* [Prompt]
Find the lines with "title" in them and copy them out.

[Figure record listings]
○ ○ ○ ○

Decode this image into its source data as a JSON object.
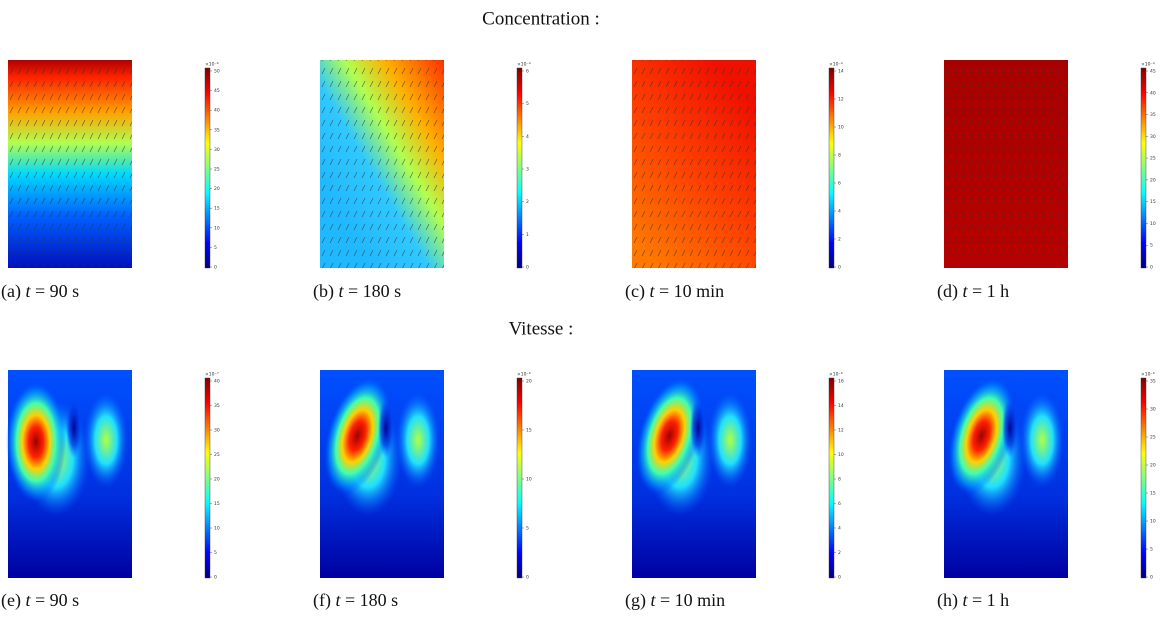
{
  "sections": [
    {
      "title": "Concentration :",
      "panels": [
        {
          "caption": {
            "label": "(a)",
            "var": "t",
            "rest": "= 90 s"
          },
          "colorbar": {
            "exponent": "×10⁻⁶",
            "ticks": [
              0,
              5,
              10,
              15,
              20,
              25,
              30,
              35,
              40,
              45,
              50
            ]
          }
        },
        {
          "caption": {
            "label": "(b)",
            "var": "t",
            "rest": "= 180 s"
          },
          "colorbar": {
            "exponent": "×10⁻⁴",
            "ticks": [
              0,
              1,
              2,
              3,
              4,
              5,
              6
            ]
          }
        },
        {
          "caption": {
            "label": "(c)",
            "var": "t",
            "rest": "= 10 min"
          },
          "colorbar": {
            "exponent": "×10⁻⁴",
            "ticks": [
              0,
              2,
              4,
              6,
              8,
              10,
              12,
              14
            ]
          }
        },
        {
          "caption": {
            "label": "(d)",
            "var": "t",
            "rest": "= 1 h"
          },
          "colorbar": {
            "exponent": "×10⁻⁴",
            "ticks": [
              0,
              5,
              10,
              15,
              20,
              25,
              30,
              35,
              40,
              45
            ]
          }
        }
      ]
    },
    {
      "title": "Vitesse :",
      "panels": [
        {
          "caption": {
            "label": "(e)",
            "var": "t",
            "rest": "= 90 s"
          },
          "colorbar": {
            "exponent": "×10⁻⁷",
            "ticks": [
              0,
              5,
              10,
              15,
              20,
              25,
              30,
              35,
              40
            ]
          }
        },
        {
          "caption": {
            "label": "(f)",
            "var": "t",
            "rest": "= 180 s"
          },
          "colorbar": {
            "exponent": "×10⁻⁶",
            "ticks": [
              0,
              5,
              10,
              15,
              20
            ]
          }
        },
        {
          "caption": {
            "label": "(g)",
            "var": "t",
            "rest": "= 10 min"
          },
          "colorbar": {
            "exponent": "×10⁻⁶",
            "ticks": [
              0,
              2,
              4,
              6,
              8,
              10,
              12,
              14,
              16
            ]
          }
        },
        {
          "caption": {
            "label": "(h)",
            "var": "t",
            "rest": "= 1 h"
          },
          "colorbar": {
            "exponent": "×10⁻⁶",
            "ticks": [
              0,
              5,
              10,
              15,
              20,
              25,
              30,
              35
            ]
          }
        }
      ]
    }
  ]
}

○ ○ ○ ○

* [Problem solution]
      "title": "Concentration :",
      "title": "Vitesse :",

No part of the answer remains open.